Your goal: Set down every entry again word for word, please, but skip the pictures.

______

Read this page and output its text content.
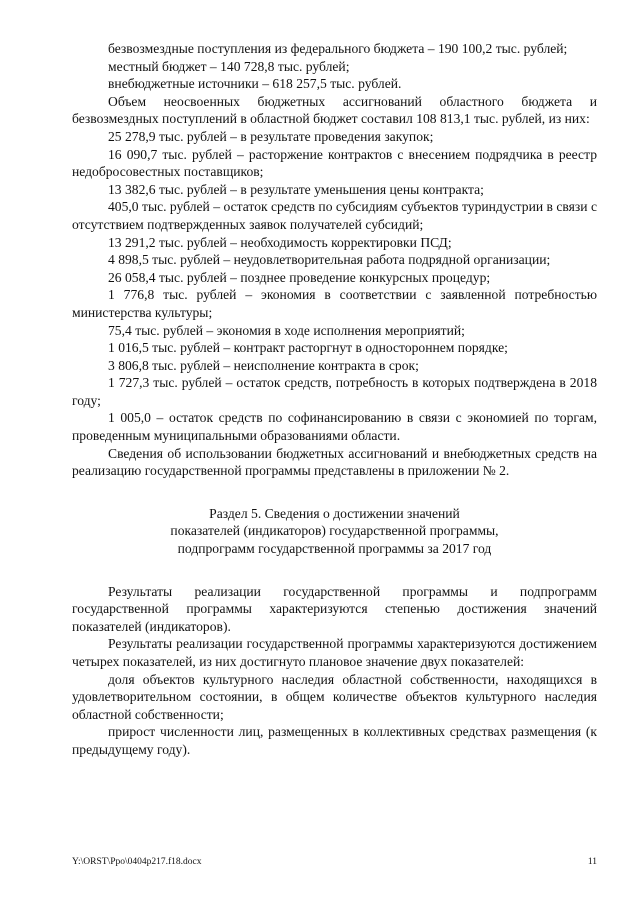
безвозмездные поступления из федерального бюджета – 190 100,2 тыс. рублей;

местный бюджет – 140 728,8 тыс. рублей;

внебюджетные источники – 618 257,5 тыс. рублей.

Объем неосвоенных бюджетных ассигнований областного бюджета и безвозмездных поступлений в областной бюджет составил 108 813,1 тыс. рублей, из них:

25 278,9 тыс. рублей – в результате проведения закупок;

16 090,7 тыс. рублей – расторжение контрактов с внесением подрядчика в реестр недобросовестных поставщиков;

13 382,6 тыс. рублей – в результате уменьшения цены контракта;

405,0 тыс. рублей – остаток средств по субсидиям субъектов туриндустрии в связи с отсутствием подтвержденных заявок получателей субсидий;

13 291,2 тыс. рублей – необходимость корректировки ПСД;

4 898,5 тыс. рублей – неудовлетворительная работа подрядной организации;

26 058,4 тыс. рублей – позднее проведение конкурсных процедур;

1 776,8 тыс. рублей – экономия в соответствии с заявленной потребностью министерства культуры;

75,4 тыс. рублей – экономия в ходе исполнения мероприятий;

1 016,5 тыс. рублей – контракт расторгнут в одностороннем порядке;

3 806,8 тыс. рублей – неисполнение контракта в срок;

1 727,3 тыс. рублей – остаток средств, потребность в которых подтверждена в 2018 году;

1 005,0 – остаток средств по софинансированию в связи с экономией по торгам, проведенным муниципальными образованиями области.

Сведения об использовании бюджетных ассигнований и внебюджетных средств на реализацию государственной программы представлены в приложении № 2.

Раздел 5. Сведения о достижении значений
показателей (индикаторов) государственной программы,
подпрограмм государственной программы за 2017 год

Результаты реализации государственной программы и подпрограмм государственной программы характеризуются степенью достижения значений показателей (индикаторов).

Результаты реализации государственной программы характеризуются достижением четырех показателей, из них достигнуто плановое значение двух показателей:

доля объектов культурного наследия областной собственности, находящихся в удовлетворительном состоянии, в общем количестве объектов культурного наследия областной собственности;

прирост численности лиц, размещенных в коллективных средствах размещения (к предыдущему году).

Y:\ORST\Ppo\0404p217.f18.docx	11
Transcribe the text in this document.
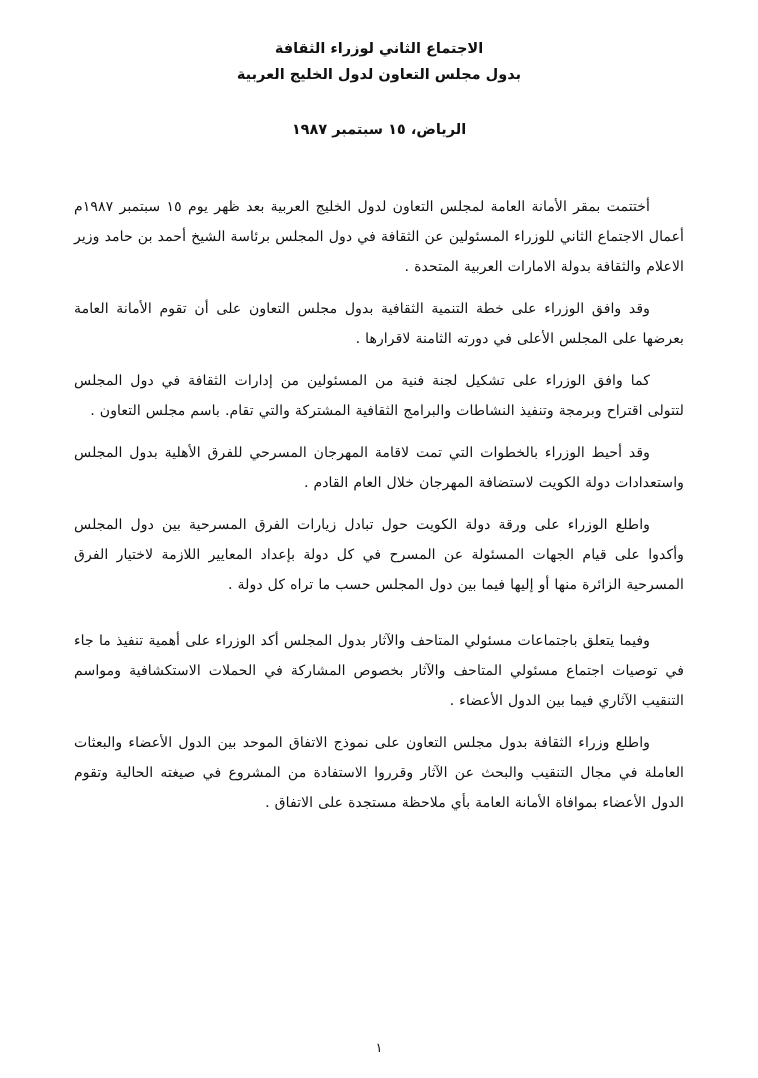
الاجتماع الثاني لوزراء الثقافة
بدول مجلس التعاون لدول الخليج العربية
الرياض، ١٥ سبتمبر ١٩٨٧

أختتمت بمقر الأمانة العامة لمجلس التعاون لدول الخليج العربية بعد ظهر يوم ١٥ سبتمبر ١٩٨٧م أعمال الاجتماع الثاني للوزراء المسئولين عن الثقافة في دول المجلس برئاسة الشيخ أحمد بن حامد وزير الاعلام والثقافة بدولة الامارات العربية المتحدة .

وقد وافق الوزراء على خطة التنمية الثقافية بدول مجلس التعاون على أن تقوم الأمانة العامة بعرضها على المجلس الأعلى في دورته الثامنة لاقرارها .

كما وافق الوزراء على تشكيل لجنة فنية من المسئولين من إدارات الثقافة في دول المجلس لتتولى اقتراح وبرمجة وتنفيذ النشاطات والبرامج الثقافية المشتركة والتي تقام. باسم مجلس التعاون .

وقد أحيط الوزراء بالخطوات التي تمت لاقامة المهرجان المسرحي للفرق الأهلية بدول المجلس واستعدادات دولة الكويت لاستضافة المهرجان خلال العام القادم .

واطلع الوزراء على ورقة دولة الكويت حول تبادل زيارات الفرق المسرحية بين دول المجلس وأكدوا على قيام الجهات المسئولة عن المسرح في كل دولة بإعداد المعايير اللازمة لاختيار الفرق المسرحية الزائرة منها أو إليها فيما بين دول المجلس حسب ما تراه كل دولة .

وفيما يتعلق باجتماعات مسئولي المتاحف والآثار بدول المجلس أكد الوزراء على أهمية تنفيذ ما جاء في توصيات اجتماع مسئولي المتاحف والآثار بخصوص المشاركة في الحملات الاستكشافية ومواسم التنقيب الآثاري فيما بين الدول الأعضاء .

واطلع وزراء الثقافة بدول مجلس التعاون على نموذج الاتفاق الموحد بين الدول الأعضاء والبعثات العاملة في مجال التنقيب والبحث عن الآثار وقرروا الاستفادة من المشروع في صيغته الحالية وتقوم الدول الأعضاء بموافاة الأمانة العامة بأي ملاحظة مستجدة على الاتفاق .

١
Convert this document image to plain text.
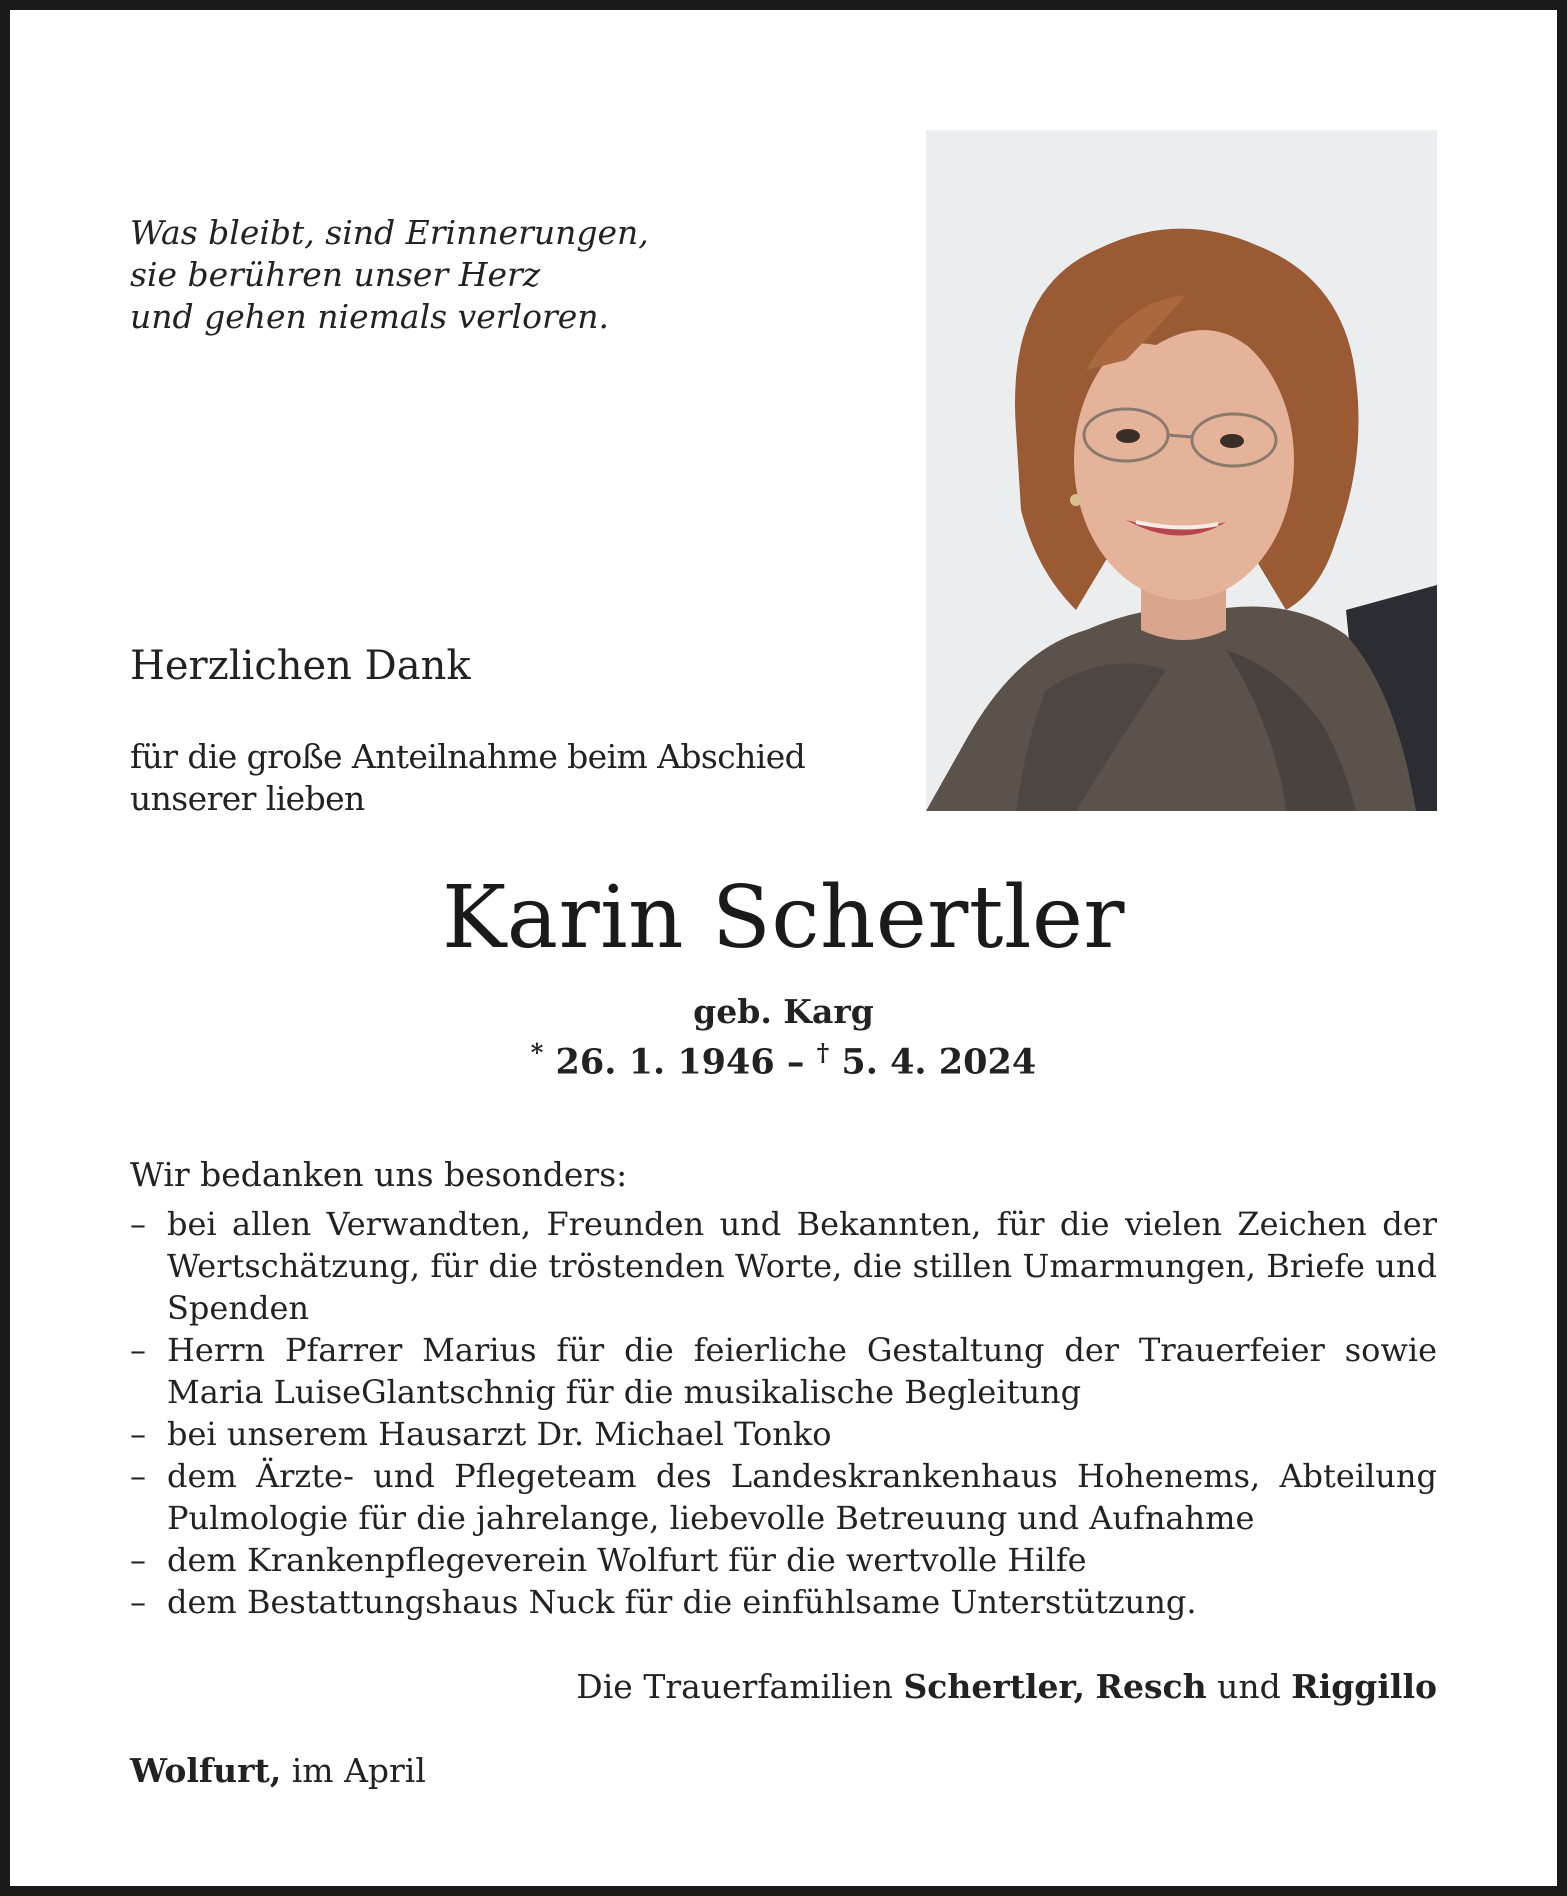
Was bleibt, sind Erinnerungen,
sie berühren unser Herz
und gehen niemals verloren.
Herzlichen Dank
für die große Anteilnahme beim Abschied
unserer lieben
Karin Schertler
geb. Karg
* 26. 1. 1946 – † 5. 4. 2024
Wir bedanken uns besonders:
– bei allen Verwandten, Freunden und Bekannten, für die vielen Zeichen der Wertschätzung, für die tröstenden Worte, die stillen Umarmungen, Briefe und Spenden
– Herrn Pfarrer Marius für die feierliche Gestaltung der Trauerfeier sowie Maria LuiseGlantschnig für die musikalische Begleitung
– bei unserem Hausarzt Dr. Michael Tonko
– dem Ärzte- und Pflegeteam des Landeskrankenhaus Hohenems, Abteilung Pulmologie für die jahrelange, liebevolle Betreuung und Aufnahme
– dem Krankenpflegeverein Wolfurt für die wertvolle Hilfe
– dem Bestattungshaus Nuck für die einfühlsame Unterstützung.
Die Trauerfamilien Schertler, Resch und Riggillo
Wolfurt, im April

______

Solution:
Read this page and output its text content.
безвозмездные поступления из федерального бюджета – 190 100,2 тыс. рублей;

местный бюджет – 140 728,8 тыс. рублей;

внебюджетные источники – 618 257,5 тыс. рублей.

Объем неосвоенных бюджетных ассигнований областного бюджета и безвозмездных поступлений в областной бюджет составил 108 813,1 тыс. рублей, из них:

25 278,9 тыс. рублей – в результате проведения закупок;

16 090,7 тыс. рублей – расторжение контрактов с внесением подрядчика в реестр недобросовестных поставщиков;

13 382,6 тыс. рублей – в результате уменьшения цены контракта;

405,0 тыс. рублей – остаток средств по субсидиям субъектов туриндустрии в связи с отсутствием подтвержденных заявок получателей субсидий;

13 291,2 тыс. рублей – необходимость корректировки ПСД;

4 898,5 тыс. рублей – неудовлетворительная работа подрядной организации;

26 058,4 тыс. рублей – позднее проведение конкурсных процедур;

1 776,8 тыс. рублей – экономия в соответствии с заявленной потребностью министерства культуры;

75,4 тыс. рублей – экономия в ходе исполнения мероприятий;

1 016,5 тыс. рублей – контракт расторгнут в одностороннем порядке;

3 806,8 тыс. рублей – неисполнение контракта в срок;

1 727,3 тыс. рублей – остаток средств, потребность в которых подтверждена в 2018 году;

1 005,0 – остаток средств по софинансированию в связи с экономией по торгам, проведенным муниципальными образованиями области.

Сведения об использовании бюджетных ассигнований и внебюджетных средств на реализацию государственной программы представлены в приложении № 2.

Раздел 5. Сведения о достижении значений
показателей (индикаторов) государственной программы,
подпрограмм государственной программы за 2017 год

Результаты реализации государственной программы и подпрограмм государственной программы характеризуются степенью достижения значений показателей (индикаторов).

Результаты реализации государственной программы характеризуются достижением четырех показателей, из них достигнуто плановое значение двух показателей:

доля объектов культурного наследия областной собственности, находящихся в удовлетворительном состоянии, в общем количестве объектов культурного наследия областной собственности;

прирост численности лиц, размещенных в коллективных средствах размещения (к предыдущему году).

Y:\ORST\Ppo\0404p217.f18.docx	11
Transcribe the text in this document.
الاجتماع الثاني لوزراء الثقافة
بدول مجلس التعاون لدول الخليج العربية
الرياض، ١٥ سبتمبر ١٩٨٧

أختتمت بمقر الأمانة العامة لمجلس التعاون لدول الخليج العربية بعد ظهر يوم ١٥ سبتمبر ١٩٨٧م أعمال الاجتماع الثاني للوزراء المسئولين عن الثقافة في دول المجلس برئاسة الشيخ أحمد بن حامد وزير الاعلام والثقافة بدولة الامارات العربية المتحدة .

وقد وافق الوزراء على خطة التنمية الثقافية بدول مجلس التعاون على أن تقوم الأمانة العامة بعرضها على المجلس الأعلى في دورته الثامنة لاقرارها .

كما وافق الوزراء على تشكيل لجنة فنية من المسئولين من إدارات الثقافة في دول المجلس لتتولى اقتراح وبرمجة وتنفيذ النشاطات والبرامج الثقافية المشتركة والتي تقام. باسم مجلس التعاون .

وقد أحيط الوزراء بالخطوات التي تمت لاقامة المهرجان المسرحي للفرق الأهلية بدول المجلس واستعدادات دولة الكويت لاستضافة المهرجان خلال العام القادم .

واطلع الوزراء على ورقة دولة الكويت حول تبادل زيارات الفرق المسرحية بين دول المجلس وأكدوا على قيام الجهات المسئولة عن المسرح في كل دولة بإعداد المعايير اللازمة لاختيار الفرق المسرحية الزائرة منها أو إليها فيما بين دول المجلس حسب ما تراه كل دولة .

وفيما يتعلق باجتماعات مسئولي المتاحف والآثار بدول المجلس أكد الوزراء على أهمية تنفيذ ما جاء في توصيات اجتماع مسئولي المتاحف والآثار بخصوص المشاركة في الحملات الاستكشافية ومواسم التنقيب الآثاري فيما بين الدول الأعضاء .

واطلع وزراء الثقافة بدول مجلس التعاون على نموذج الاتفاق الموحد بين الدول الأعضاء والبعثات العاملة في مجال التنقيب والبحث عن الآثار وقرروا الاستفادة من المشروع في صيغته الحالية وتقوم الدول الأعضاء بموافاة الأمانة العامة بأي ملاحظة مستجدة على الاتفاق .

١
Convert this document image to plain text.
Was bleibt, sind Erinnerungen,
sie berühren unser Herz
und gehen niemals verloren.
Herzlichen Dank
für die große Anteilnahme beim Abschied
unserer lieben
Karin Schertler
geb. Karg
* 26. 1. 1946 – † 5. 4. 2024
Wir bedanken uns besonders:
– bei allen Verwandten, Freunden und Bekannten, für die vielen Zeichen der Wertschätzung, für die tröstenden Worte, die stillen Umarmungen, Briefe und Spenden
– Herrn Pfarrer Marius für die feierliche Gestaltung der Trauerfeier sowie Maria LuiseGlantschnig für die musikalische Begleitung
– bei unserem Hausarzt Dr. Michael Tonko
– dem Ärzte- und Pflegeteam des Landeskrankenhaus Hohenems, Abteilung Pulmologie für die jahrelange, liebevolle Betreuung und Aufnahme
– dem Krankenpflegeverein Wolfurt für die wertvolle Hilfe
– dem Bestattungshaus Nuck für die einfühlsame Unterstützung.
Die Trauerfamilien Schertler, Resch und Riggillo
Wolfurt, im April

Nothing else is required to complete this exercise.